#### [PROBLEM]
Put every line of the records into a JSON list of strings, one string per line, and leave out blank lines.

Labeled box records
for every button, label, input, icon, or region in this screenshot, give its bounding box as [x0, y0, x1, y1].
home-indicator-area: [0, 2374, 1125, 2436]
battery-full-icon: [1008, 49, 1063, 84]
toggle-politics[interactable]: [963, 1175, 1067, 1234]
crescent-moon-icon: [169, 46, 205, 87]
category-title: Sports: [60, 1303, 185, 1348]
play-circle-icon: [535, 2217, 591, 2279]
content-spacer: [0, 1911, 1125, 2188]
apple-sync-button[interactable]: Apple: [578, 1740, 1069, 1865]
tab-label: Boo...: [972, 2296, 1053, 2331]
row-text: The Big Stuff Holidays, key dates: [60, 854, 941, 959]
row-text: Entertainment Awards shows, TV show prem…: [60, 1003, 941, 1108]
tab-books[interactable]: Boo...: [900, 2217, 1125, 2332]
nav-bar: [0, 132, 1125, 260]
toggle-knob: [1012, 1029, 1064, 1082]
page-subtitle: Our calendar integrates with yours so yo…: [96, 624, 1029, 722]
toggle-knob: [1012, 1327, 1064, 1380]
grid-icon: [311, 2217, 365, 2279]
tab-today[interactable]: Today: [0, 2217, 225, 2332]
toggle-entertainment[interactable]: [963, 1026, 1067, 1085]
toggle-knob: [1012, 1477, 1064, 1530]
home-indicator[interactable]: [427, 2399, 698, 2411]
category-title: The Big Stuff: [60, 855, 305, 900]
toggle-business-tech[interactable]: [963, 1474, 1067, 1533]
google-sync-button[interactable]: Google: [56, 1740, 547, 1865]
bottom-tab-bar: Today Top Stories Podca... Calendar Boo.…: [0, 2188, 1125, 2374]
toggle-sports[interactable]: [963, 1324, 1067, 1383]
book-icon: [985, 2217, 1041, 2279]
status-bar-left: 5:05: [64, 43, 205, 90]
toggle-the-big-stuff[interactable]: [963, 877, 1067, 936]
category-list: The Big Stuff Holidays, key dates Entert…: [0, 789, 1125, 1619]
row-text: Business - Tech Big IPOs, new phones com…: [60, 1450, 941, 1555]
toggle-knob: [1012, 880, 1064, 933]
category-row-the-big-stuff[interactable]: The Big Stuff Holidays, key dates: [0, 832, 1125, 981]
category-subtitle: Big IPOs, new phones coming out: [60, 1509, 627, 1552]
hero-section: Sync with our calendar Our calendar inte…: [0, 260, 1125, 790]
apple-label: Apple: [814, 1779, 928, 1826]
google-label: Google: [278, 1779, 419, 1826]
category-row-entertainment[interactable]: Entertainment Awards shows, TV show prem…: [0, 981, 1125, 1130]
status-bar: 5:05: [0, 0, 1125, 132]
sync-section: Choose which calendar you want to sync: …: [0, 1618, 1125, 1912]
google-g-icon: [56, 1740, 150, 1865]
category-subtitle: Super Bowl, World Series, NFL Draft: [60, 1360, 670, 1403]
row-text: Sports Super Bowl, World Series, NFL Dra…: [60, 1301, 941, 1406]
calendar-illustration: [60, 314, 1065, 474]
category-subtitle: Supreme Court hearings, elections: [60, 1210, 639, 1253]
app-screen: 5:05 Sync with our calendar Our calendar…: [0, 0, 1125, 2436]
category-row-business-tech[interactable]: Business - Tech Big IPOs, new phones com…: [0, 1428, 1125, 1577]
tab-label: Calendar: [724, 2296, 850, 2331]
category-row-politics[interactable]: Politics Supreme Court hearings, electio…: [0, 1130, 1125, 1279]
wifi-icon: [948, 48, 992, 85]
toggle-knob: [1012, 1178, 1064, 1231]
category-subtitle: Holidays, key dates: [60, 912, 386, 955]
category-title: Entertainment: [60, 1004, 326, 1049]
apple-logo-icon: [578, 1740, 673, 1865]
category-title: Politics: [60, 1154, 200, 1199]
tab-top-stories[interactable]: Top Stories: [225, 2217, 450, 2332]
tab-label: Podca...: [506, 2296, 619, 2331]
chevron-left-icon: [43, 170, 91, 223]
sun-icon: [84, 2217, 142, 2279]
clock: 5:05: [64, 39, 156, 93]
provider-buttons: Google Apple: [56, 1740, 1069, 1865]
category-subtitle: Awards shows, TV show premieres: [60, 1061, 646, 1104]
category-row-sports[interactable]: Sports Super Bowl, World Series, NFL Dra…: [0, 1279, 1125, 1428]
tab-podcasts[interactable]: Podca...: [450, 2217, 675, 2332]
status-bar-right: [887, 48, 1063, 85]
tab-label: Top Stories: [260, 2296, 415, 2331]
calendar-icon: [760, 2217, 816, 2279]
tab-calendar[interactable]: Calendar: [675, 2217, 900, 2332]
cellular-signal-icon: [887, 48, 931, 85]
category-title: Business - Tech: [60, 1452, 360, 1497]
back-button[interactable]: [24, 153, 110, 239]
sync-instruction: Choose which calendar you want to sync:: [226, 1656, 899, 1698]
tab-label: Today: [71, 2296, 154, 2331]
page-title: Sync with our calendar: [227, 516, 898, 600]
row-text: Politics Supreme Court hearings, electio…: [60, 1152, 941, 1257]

#### [WRITTEN SOLUTION]
[
  "for every button, label, input, icon, or region in this screenshot, give its bounding box as [x0, y0, x1, y1].",
  "home-indicator-area: [0, 2374, 1125, 2436]",
  "battery-full-icon: [1008, 49, 1063, 84]",
  "toggle-politics[interactable]: [963, 1175, 1067, 1234]",
  "crescent-moon-icon: [169, 46, 205, 87]",
  "category-title: Sports: [60, 1303, 185, 1348]",
  "play-circle-icon: [535, 2217, 591, 2279]",
  "content-spacer: [0, 1911, 1125, 2188]",
  "apple-sync-button[interactable]: Apple: [578, 1740, 1069, 1865]",
  "tab-label: Boo...: [972, 2296, 1053, 2331]",
  "row-text: The Big Stuff Holidays, key dates: [60, 854, 941, 959]",
  "row-text: Entertainment Awards shows, TV show prem…: [60, 1003, 941, 1108]",
  "tab-books[interactable]: Boo...: [900, 2217, 1125, 2332]",
  "nav-bar: [0, 132, 1125, 260]",
  "toggle-knob: [1012, 1029, 1064, 1082]",
  "page-subtitle: Our calendar integrates with yours so yo…: [96, 624, 1029, 722]",
  "toggle-knob: [1012, 1327, 1064, 1380]",
  "grid-icon: [311, 2217, 365, 2279]",
  "tab-today[interactable]: Today: [0, 2217, 225, 2332]",
  "toggle-entertainment[interactable]: [963, 1026, 1067, 1085]",
  "toggle-knob: [1012, 1477, 1064, 1530]",
  "home-indicator[interactable]: [427, 2399, 698, 2411]",
  "category-title: The Big Stuff: [60, 855, 305, 900]",
  "toggle-business-tech[interactable]: [963, 1474, 1067, 1533]",
  "google-sync-button[interactable]: Google: [56, 1740, 547, 1865]",
  "bottom-tab-bar: Today Top Stories Podca... Calendar Boo.…: [0, 2188, 1125, 2374]",
  "toggle-sports[interactable]: [963, 1324, 1067, 1383]",
  "book-icon: [985, 2217, 1041, 2279]",
  "status-bar-left: 5:05: [64, 43, 205, 90]",
  "toggle-the-big-stuff[interactable]: [963, 877, 1067, 936]",
  "category-list: The Big Stuff Holidays, key dates Entert…: [0, 789, 1125, 1619]",
  "row-text: Business - Tech Big IPOs, new phones com…: [60, 1450, 941, 1555]",
  "toggle-knob: [1012, 880, 1064, 933]",
  "category-row-the-big-stuff[interactable]: The Big Stuff Holidays, key dates: [0, 832, 1125, 981]",
  "category-subtitle: Big IPOs, new phones coming out: [60, 1509, 627, 1552]",
  "hero-section: Sync with our calendar Our calendar inte…: [0, 260, 1125, 790]",
  "apple-label: Apple: [814, 1779, 928, 1826]",
  "google-label: Google: [278, 1779, 419, 1826]",
  "category-row-entertainment[interactable]: Entertainment Awards shows, TV show prem…: [0, 981, 1125, 1130]",
  "status-bar: 5:05: [0, 0, 1125, 132]",
  "sync-section: Choose which calendar you want to sync: …: [0, 1618, 1125, 1912]",
  "google-g-icon: [56, 1740, 150, 1865]",
  "category-subtitle: Super Bowl, World Series, NFL Draft: [60, 1360, 670, 1403]",
  "row-text: Sports Super Bowl, World Series, NFL Dra…: [60, 1301, 941, 1406]",
  "calendar-illustration: [60, 314, 1065, 474]",
  "category-subtitle: Supreme Court hearings, elections: [60, 1210, 639, 1253]",
  "app-screen: 5:05 Sync with our calendar Our calendar…: [0, 0, 1125, 2436]",
  "category-row-business-tech[interactable]: Business - Tech Big IPOs, new phones com…: [0, 1428, 1125, 1577]",
  "tab-label: Calendar: [724, 2296, 850, 2331]",
  "category-row-politics[interactable]: Politics Supreme Court hearings, electio…: [0, 1130, 1125, 1279]",
  "wifi-icon: [948, 48, 992, 85]",
  "toggle-knob: [1012, 1178, 1064, 1231]",
  "category-subtitle: Holidays, key dates: [60, 912, 386, 955]",
  "category-title: Entertainment: [60, 1004, 326, 1049]",
  "apple-logo-icon: [578, 1740, 673, 1865]",
  "category-title: Politics: [60, 1154, 200, 1199]",
  "tab-top-stories[interactable]: Top Stories: [225, 2217, 450, 2332]",
  "tab-label: Podca...: [506, 2296, 619, 2331]",
  "chevron-left-icon: [43, 170, 91, 223]",
  "sun-icon: [84, 2217, 142, 2279]",
  "clock: 5:05: [64, 39, 156, 93]",
  "provider-buttons: Google Apple: [56, 1740, 1069, 1865]",
  "category-subtitle: Awards shows, TV show premieres: [60, 1061, 646, 1104]",
  "category-row-sports[interactable]: Sports Super Bowl, World Series, NFL Dra…: [0, 1279, 1125, 1428]",
  "tab-podcasts[interactable]: Podca...: [450, 2217, 675, 2332]",
  "status-bar-right: [887, 48, 1063, 85]",
  "tab-label: Top Stories: [260, 2296, 415, 2331]",
  "calendar-icon: [760, 2217, 816, 2279]",
  "tab-calendar[interactable]: Calendar: [675, 2217, 900, 2332]",
  "cellular-signal-icon: [887, 48, 931, 85]",
  "category-title: Business - Tech: [60, 1452, 360, 1497]",
  "back-button[interactable]: [24, 153, 110, 239]",
  "sync-instruction: Choose which calendar you want to sync:: [226, 1656, 899, 1698]",
  "tab-label: Today: [71, 2296, 154, 2331]",
  "page-title: Sync with our calendar: [227, 516, 898, 600]",
  "row-text: Politics Supreme Court hearings, electio…: [60, 1152, 941, 1257]"
]